Chart and figure data

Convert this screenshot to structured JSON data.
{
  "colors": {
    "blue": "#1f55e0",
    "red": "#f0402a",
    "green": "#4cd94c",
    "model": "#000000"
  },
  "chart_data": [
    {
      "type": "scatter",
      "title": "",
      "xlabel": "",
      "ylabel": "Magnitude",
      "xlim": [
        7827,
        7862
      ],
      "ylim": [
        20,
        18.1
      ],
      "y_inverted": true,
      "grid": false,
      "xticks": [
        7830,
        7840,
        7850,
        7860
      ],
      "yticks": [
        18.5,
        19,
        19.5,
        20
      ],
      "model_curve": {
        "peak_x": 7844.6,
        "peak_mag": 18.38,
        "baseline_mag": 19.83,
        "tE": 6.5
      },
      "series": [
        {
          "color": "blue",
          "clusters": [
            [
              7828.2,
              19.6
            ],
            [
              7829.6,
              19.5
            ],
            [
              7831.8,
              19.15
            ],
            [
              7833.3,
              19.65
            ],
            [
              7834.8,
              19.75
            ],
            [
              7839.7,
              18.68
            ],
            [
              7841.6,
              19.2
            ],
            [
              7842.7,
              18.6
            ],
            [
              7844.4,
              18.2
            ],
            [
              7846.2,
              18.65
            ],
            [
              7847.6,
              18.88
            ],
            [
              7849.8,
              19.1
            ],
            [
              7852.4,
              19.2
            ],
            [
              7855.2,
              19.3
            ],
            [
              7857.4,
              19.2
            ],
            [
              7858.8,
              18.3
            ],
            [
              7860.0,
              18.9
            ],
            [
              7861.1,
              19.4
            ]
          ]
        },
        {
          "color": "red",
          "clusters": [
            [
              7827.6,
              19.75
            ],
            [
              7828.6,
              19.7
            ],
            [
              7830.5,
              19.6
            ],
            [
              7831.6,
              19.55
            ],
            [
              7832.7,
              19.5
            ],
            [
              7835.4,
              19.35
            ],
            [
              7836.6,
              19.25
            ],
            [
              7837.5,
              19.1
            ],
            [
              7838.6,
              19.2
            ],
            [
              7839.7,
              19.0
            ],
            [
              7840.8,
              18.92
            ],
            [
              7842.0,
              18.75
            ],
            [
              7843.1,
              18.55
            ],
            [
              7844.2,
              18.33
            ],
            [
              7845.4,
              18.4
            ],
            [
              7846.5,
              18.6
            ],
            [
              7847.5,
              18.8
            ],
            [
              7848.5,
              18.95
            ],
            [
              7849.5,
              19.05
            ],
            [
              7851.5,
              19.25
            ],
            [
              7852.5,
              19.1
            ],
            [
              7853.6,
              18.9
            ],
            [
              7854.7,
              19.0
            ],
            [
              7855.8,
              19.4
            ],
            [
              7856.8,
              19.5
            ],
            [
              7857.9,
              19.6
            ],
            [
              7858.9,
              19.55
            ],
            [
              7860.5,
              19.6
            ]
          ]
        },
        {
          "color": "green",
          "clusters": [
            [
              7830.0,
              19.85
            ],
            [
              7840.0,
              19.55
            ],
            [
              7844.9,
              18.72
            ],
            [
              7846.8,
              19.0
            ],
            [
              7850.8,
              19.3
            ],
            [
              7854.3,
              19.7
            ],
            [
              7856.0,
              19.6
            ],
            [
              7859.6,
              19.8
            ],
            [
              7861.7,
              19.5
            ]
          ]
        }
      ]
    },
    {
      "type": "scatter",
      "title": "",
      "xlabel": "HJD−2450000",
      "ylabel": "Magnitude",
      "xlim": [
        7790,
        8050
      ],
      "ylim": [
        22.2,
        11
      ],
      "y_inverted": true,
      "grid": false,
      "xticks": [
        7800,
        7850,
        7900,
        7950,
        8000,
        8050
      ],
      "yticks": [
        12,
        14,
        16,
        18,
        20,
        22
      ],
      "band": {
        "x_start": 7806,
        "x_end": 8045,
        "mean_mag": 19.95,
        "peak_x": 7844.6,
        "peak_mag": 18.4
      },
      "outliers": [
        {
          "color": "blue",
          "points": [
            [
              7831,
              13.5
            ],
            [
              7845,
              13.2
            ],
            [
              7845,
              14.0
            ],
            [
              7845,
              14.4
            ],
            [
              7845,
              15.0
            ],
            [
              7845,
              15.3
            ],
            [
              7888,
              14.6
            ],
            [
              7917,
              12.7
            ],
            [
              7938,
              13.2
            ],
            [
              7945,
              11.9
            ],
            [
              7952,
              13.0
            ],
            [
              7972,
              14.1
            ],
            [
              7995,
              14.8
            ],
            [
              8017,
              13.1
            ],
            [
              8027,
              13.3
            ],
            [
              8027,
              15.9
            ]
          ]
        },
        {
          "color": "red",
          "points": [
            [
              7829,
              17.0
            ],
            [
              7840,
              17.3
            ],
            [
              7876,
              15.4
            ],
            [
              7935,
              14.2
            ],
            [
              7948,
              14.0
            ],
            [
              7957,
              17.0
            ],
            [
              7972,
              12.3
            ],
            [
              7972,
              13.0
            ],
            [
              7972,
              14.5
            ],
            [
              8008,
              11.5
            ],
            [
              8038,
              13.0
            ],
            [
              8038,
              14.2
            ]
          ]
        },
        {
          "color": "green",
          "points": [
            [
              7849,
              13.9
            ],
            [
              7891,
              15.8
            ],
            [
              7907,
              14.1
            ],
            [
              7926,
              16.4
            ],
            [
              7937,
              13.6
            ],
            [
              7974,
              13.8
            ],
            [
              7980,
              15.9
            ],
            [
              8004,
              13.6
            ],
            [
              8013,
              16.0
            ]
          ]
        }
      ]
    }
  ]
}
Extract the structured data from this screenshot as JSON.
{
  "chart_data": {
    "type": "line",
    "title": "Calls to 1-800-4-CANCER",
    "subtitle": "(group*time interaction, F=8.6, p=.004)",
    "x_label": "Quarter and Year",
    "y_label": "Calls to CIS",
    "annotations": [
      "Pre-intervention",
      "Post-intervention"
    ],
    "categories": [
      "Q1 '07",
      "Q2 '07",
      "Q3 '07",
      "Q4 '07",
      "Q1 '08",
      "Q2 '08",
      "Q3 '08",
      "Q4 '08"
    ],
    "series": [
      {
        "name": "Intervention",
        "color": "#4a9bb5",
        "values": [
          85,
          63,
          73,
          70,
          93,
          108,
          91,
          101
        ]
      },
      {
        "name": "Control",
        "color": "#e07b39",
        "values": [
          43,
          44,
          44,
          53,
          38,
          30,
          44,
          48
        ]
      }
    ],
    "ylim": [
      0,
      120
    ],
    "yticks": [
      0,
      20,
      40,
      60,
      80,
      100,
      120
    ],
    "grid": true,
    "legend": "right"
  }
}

→ Short problem: Each record must be repeated exactly as it is.

→ Task result:
Convert this screenshot to structured JSON data.
{
  "colors": {
    "blue": "#1f55e0",
    "red": "#f0402a",
    "green": "#4cd94c",
    "model": "#000000"
  },
  "chart_data": [
    {
      "type": "scatter",
      "title": "",
      "xlabel": "",
      "ylabel": "Magnitude",
      "xlim": [
        7827,
        7862
      ],
      "ylim": [
        20,
        18.1
      ],
      "y_inverted": true,
      "grid": false,
      "xticks": [
        7830,
        7840,
        7850,
        7860
      ],
      "yticks": [
        18.5,
        19,
        19.5,
        20
      ],
      "model_curve": {
        "peak_x": 7844.6,
        "peak_mag": 18.38,
        "baseline_mag": 19.83,
        "tE": 6.5
      },
      "series": [
        {
          "color": "blue",
          "clusters": [
            [
              7828.2,
              19.6
            ],
            [
              7829.6,
              19.5
            ],
            [
              7831.8,
              19.15
            ],
            [
              7833.3,
              19.65
            ],
            [
              7834.8,
              19.75
            ],
            [
              7839.7,
              18.68
            ],
            [
              7841.6,
              19.2
            ],
            [
              7842.7,
              18.6
            ],
            [
              7844.4,
              18.2
            ],
            [
              7846.2,
              18.65
            ],
            [
              7847.6,
              18.88
            ],
            [
              7849.8,
              19.1
            ],
            [
              7852.4,
              19.2
            ],
            [
              7855.2,
              19.3
            ],
            [
              7857.4,
              19.2
            ],
            [
              7858.8,
              18.3
            ],
            [
              7860.0,
              18.9
            ],
            [
              7861.1,
              19.4
            ]
          ]
        },
        {
          "color": "red",
          "clusters": [
            [
              7827.6,
              19.75
            ],
            [
              7828.6,
              19.7
            ],
            [
              7830.5,
              19.6
            ],
            [
              7831.6,
              19.55
            ],
            [
              7832.7,
              19.5
            ],
            [
              7835.4,
              19.35
            ],
            [
              7836.6,
              19.25
            ],
            [
              7837.5,
              19.1
            ],
            [
              7838.6,
              19.2
            ],
            [
              7839.7,
              19.0
            ],
            [
              7840.8,
              18.92
            ],
            [
              7842.0,
              18.75
            ],
            [
              7843.1,
              18.55
            ],
            [
              7844.2,
              18.33
            ],
            [
              7845.4,
              18.4
            ],
            [
              7846.5,
              18.6
            ],
            [
              7847.5,
              18.8
            ],
            [
              7848.5,
              18.95
            ],
            [
              7849.5,
              19.05
            ],
            [
              7851.5,
              19.25
            ],
            [
              7852.5,
              19.1
            ],
            [
              7853.6,
              18.9
            ],
            [
              7854.7,
              19.0
            ],
            [
              7855.8,
              19.4
            ],
            [
              7856.8,
              19.5
            ],
            [
              7857.9,
              19.6
            ],
            [
              7858.9,
              19.55
            ],
            [
              7860.5,
              19.6
            ]
          ]
        },
        {
          "color": "green",
          "clusters": [
            [
              7830.0,
              19.85
            ],
            [
              7840.0,
              19.55
            ],
            [
              7844.9,
              18.72
            ],
            [
              7846.8,
              19.0
            ],
            [
              7850.8,
              19.3
            ],
            [
              7854.3,
              19.7
            ],
            [
              7856.0,
              19.6
            ],
            [
              7859.6,
              19.8
            ],
            [
              7861.7,
              19.5
            ]
          ]
        }
      ]
    },
    {
      "type": "scatter",
      "title": "",
      "xlabel": "HJD−2450000",
      "ylabel": "Magnitude",
      "xlim": [
        7790,
        8050
      ],
      "ylim": [
        22.2,
        11
      ],
      "y_inverted": true,
      "grid": false,
      "xticks": [
        7800,
        7850,
        7900,
        7950,
        8000,
        8050
      ],
      "yticks": [
        12,
        14,
        16,
        18,
        20,
        22
      ],
      "band": {
        "x_start": 7806,
        "x_end": 8045,
        "mean_mag": 19.95,
        "peak_x": 7844.6,
        "peak_mag": 18.4
      },
      "outliers": [
        {
          "color": "blue",
          "points": [
            [
              7831,
              13.5
            ],
            [
              7845,
              13.2
            ],
            [
              7845,
              14.0
            ],
            [
              7845,
              14.4
            ],
            [
              7845,
              15.0
            ],
            [
              7845,
              15.3
            ],
            [
              7888,
              14.6
            ],
            [
              7917,
              12.7
            ],
            [
              7938,
              13.2
            ],
            [
              7945,
              11.9
            ],
            [
              7952,
              13.0
            ],
            [
              7972,
              14.1
            ],
            [
              7995,
              14.8
            ],
            [
              8017,
              13.1
            ],
            [
              8027,
              13.3
            ],
            [
              8027,
              15.9
            ]
          ]
        },
        {
          "color": "red",
          "points": [
            [
              7829,
              17.0
            ],
            [
              7840,
              17.3
            ],
            [
              7876,
              15.4
            ],
            [
              7935,
              14.2
            ],
            [
              7948,
              14.0
            ],
            [
              7957,
              17.0
            ],
            [
              7972,
              12.3
            ],
            [
              7972,
              13.0
            ],
            [
              7972,
              14.5
            ],
            [
              8008,
              11.5
            ],
            [
              8038,
              13.0
            ],
            [
              8038,
              14.2
            ]
          ]
        },
        {
          "color": "green",
          "points": [
            [
              7849,
              13.9
            ],
            [
              7891,
              15.8
            ],
            [
              7907,
              14.1
            ],
            [
              7926,
              16.4
            ],
            [
              7937,
              13.6
            ],
            [
              7974,
              13.8
            ],
            [
              7980,
              15.9
            ],
            [
              8004,
              13.6
            ],
            [
              8013,
              16.0
            ]
          ]
        }
      ]
    }
  ]
}
Extract the structured data from this screenshot as JSON.
{
  "chart_data": {
    "type": "line",
    "title": "Calls to 1-800-4-CANCER",
    "subtitle": "(group*time interaction, F=8.6, p=.004)",
    "x_label": "Quarter and Year",
    "y_label": "Calls to CIS",
    "annotations": [
      "Pre-intervention",
      "Post-intervention"
    ],
    "categories": [
      "Q1 '07",
      "Q2 '07",
      "Q3 '07",
      "Q4 '07",
      "Q1 '08",
      "Q2 '08",
      "Q3 '08",
      "Q4 '08"
    ],
    "series": [
      {
        "name": "Intervention",
        "color": "#4a9bb5",
        "values": [
          85,
          63,
          73,
          70,
          93,
          108,
          91,
          101
        ]
      },
      {
        "name": "Control",
        "color": "#e07b39",
        "values": [
          43,
          44,
          44,
          53,
          38,
          30,
          44,
          48
        ]
      }
    ],
    "ylim": [
      0,
      120
    ],
    "yticks": [
      0,
      20,
      40,
      60,
      80,
      100,
      120
    ],
    "grid": true,
    "legend": "right"
  }
}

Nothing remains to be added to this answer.